▶ _Problem_
All of the records must be set down again word for word.

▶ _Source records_

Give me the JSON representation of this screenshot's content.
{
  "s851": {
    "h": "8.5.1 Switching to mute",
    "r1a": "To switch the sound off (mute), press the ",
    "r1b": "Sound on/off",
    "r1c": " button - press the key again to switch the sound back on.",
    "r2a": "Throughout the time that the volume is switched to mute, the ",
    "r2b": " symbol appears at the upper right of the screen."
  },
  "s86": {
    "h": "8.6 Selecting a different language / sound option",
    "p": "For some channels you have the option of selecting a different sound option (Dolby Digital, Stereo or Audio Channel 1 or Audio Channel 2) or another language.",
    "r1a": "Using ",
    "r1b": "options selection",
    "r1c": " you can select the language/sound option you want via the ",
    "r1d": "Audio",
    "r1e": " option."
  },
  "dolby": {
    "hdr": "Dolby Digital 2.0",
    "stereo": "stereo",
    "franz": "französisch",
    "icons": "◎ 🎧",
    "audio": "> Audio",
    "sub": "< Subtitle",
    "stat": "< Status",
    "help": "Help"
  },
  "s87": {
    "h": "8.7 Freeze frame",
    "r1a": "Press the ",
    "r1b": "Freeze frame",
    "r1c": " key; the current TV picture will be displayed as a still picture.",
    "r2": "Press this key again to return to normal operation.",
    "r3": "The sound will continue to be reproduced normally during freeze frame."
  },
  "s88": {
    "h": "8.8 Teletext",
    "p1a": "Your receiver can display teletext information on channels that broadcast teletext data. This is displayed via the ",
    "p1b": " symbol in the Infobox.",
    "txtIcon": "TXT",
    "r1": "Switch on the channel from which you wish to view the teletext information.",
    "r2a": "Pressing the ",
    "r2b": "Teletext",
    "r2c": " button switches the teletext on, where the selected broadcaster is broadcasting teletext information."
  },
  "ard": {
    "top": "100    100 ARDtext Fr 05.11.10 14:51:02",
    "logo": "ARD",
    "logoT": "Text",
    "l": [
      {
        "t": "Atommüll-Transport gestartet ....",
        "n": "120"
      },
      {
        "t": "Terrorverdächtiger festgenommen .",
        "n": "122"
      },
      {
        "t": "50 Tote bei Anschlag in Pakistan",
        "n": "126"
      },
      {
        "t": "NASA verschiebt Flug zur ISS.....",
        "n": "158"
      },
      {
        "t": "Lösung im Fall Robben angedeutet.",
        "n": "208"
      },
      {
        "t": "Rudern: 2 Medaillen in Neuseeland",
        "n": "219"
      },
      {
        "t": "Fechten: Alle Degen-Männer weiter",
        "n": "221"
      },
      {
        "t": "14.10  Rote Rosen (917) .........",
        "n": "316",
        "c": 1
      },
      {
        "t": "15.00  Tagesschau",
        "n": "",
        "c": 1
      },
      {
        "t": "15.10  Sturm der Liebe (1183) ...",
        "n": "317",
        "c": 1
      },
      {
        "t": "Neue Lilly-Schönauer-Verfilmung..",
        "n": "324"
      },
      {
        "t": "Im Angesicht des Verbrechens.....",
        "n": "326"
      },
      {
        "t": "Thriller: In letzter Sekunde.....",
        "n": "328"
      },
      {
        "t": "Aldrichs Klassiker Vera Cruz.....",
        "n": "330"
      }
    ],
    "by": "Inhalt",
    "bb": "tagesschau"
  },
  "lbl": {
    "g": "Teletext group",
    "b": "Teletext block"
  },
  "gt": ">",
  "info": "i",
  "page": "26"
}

▶ _Answer for the task_
Give me the JSON representation of this screenshot's content.
{
  "s851": {
    "h": "8.5.1 Switching to mute",
    "r1a": "To switch the sound off (mute), press the ",
    "r1b": "Sound on/off",
    "r1c": " button - press the key again to switch the sound back on.",
    "r2a": "Throughout the time that the volume is switched to mute, the ",
    "r2b": " symbol appears at the upper right of the screen."
  },
  "s86": {
    "h": "8.6 Selecting a different language / sound option",
    "p": "For some channels you have the option of selecting a different sound option (Dolby Digital, Stereo or Audio Channel 1 or Audio Channel 2) or another language.",
    "r1a": "Using ",
    "r1b": "options selection",
    "r1c": " you can select the language/sound option you want via the ",
    "r1d": "Audio",
    "r1e": " option."
  },
  "dolby": {
    "hdr": "Dolby Digital 2.0",
    "stereo": "stereo",
    "franz": "französisch",
    "icons": "◎ 🎧",
    "audio": "> Audio",
    "sub": "< Subtitle",
    "stat": "< Status",
    "help": "Help"
  },
  "s87": {
    "h": "8.7 Freeze frame",
    "r1a": "Press the ",
    "r1b": "Freeze frame",
    "r1c": " key; the current TV picture will be displayed as a still picture.",
    "r2": "Press this key again to return to normal operation.",
    "r3": "The sound will continue to be reproduced normally during freeze frame."
  },
  "s88": {
    "h": "8.8 Teletext",
    "p1a": "Your receiver can display teletext information on channels that broadcast teletext data. This is displayed via the ",
    "p1b": " symbol in the Infobox.",
    "txtIcon": "TXT",
    "r1": "Switch on the channel from which you wish to view the teletext information.",
    "r2a": "Pressing the ",
    "r2b": "Teletext",
    "r2c": " button switches the teletext on, where the selected broadcaster is broadcasting teletext information."
  },
  "ard": {
    "top": "100    100 ARDtext Fr 05.11.10 14:51:02",
    "logo": "ARD",
    "logoT": "Text",
    "l": [
      {
        "t": "Atommüll-Transport gestartet ....",
        "n": "120"
      },
      {
        "t": "Terrorverdächtiger festgenommen .",
        "n": "122"
      },
      {
        "t": "50 Tote bei Anschlag in Pakistan",
        "n": "126"
      },
      {
        "t": "NASA verschiebt Flug zur ISS.....",
        "n": "158"
      },
      {
        "t": "Lösung im Fall Robben angedeutet.",
        "n": "208"
      },
      {
        "t": "Rudern: 2 Medaillen in Neuseeland",
        "n": "219"
      },
      {
        "t": "Fechten: Alle Degen-Männer weiter",
        "n": "221"
      },
      {
        "t": "14.10  Rote Rosen (917) .........",
        "n": "316",
        "c": 1
      },
      {
        "t": "15.00  Tagesschau",
        "n": "",
        "c": 1
      },
      {
        "t": "15.10  Sturm der Liebe (1183) ...",
        "n": "317",
        "c": 1
      },
      {
        "t": "Neue Lilly-Schönauer-Verfilmung..",
        "n": "324"
      },
      {
        "t": "Im Angesicht des Verbrechens.....",
        "n": "326"
      },
      {
        "t": "Thriller: In letzter Sekunde.....",
        "n": "328"
      },
      {
        "t": "Aldrichs Klassiker Vera Cruz.....",
        "n": "330"
      }
    ],
    "by": "Inhalt",
    "bb": "tagesschau"
  },
  "lbl": {
    "g": "Teletext group",
    "b": "Teletext block"
  },
  "gt": ">",
  "info": "i",
  "page": "26"
}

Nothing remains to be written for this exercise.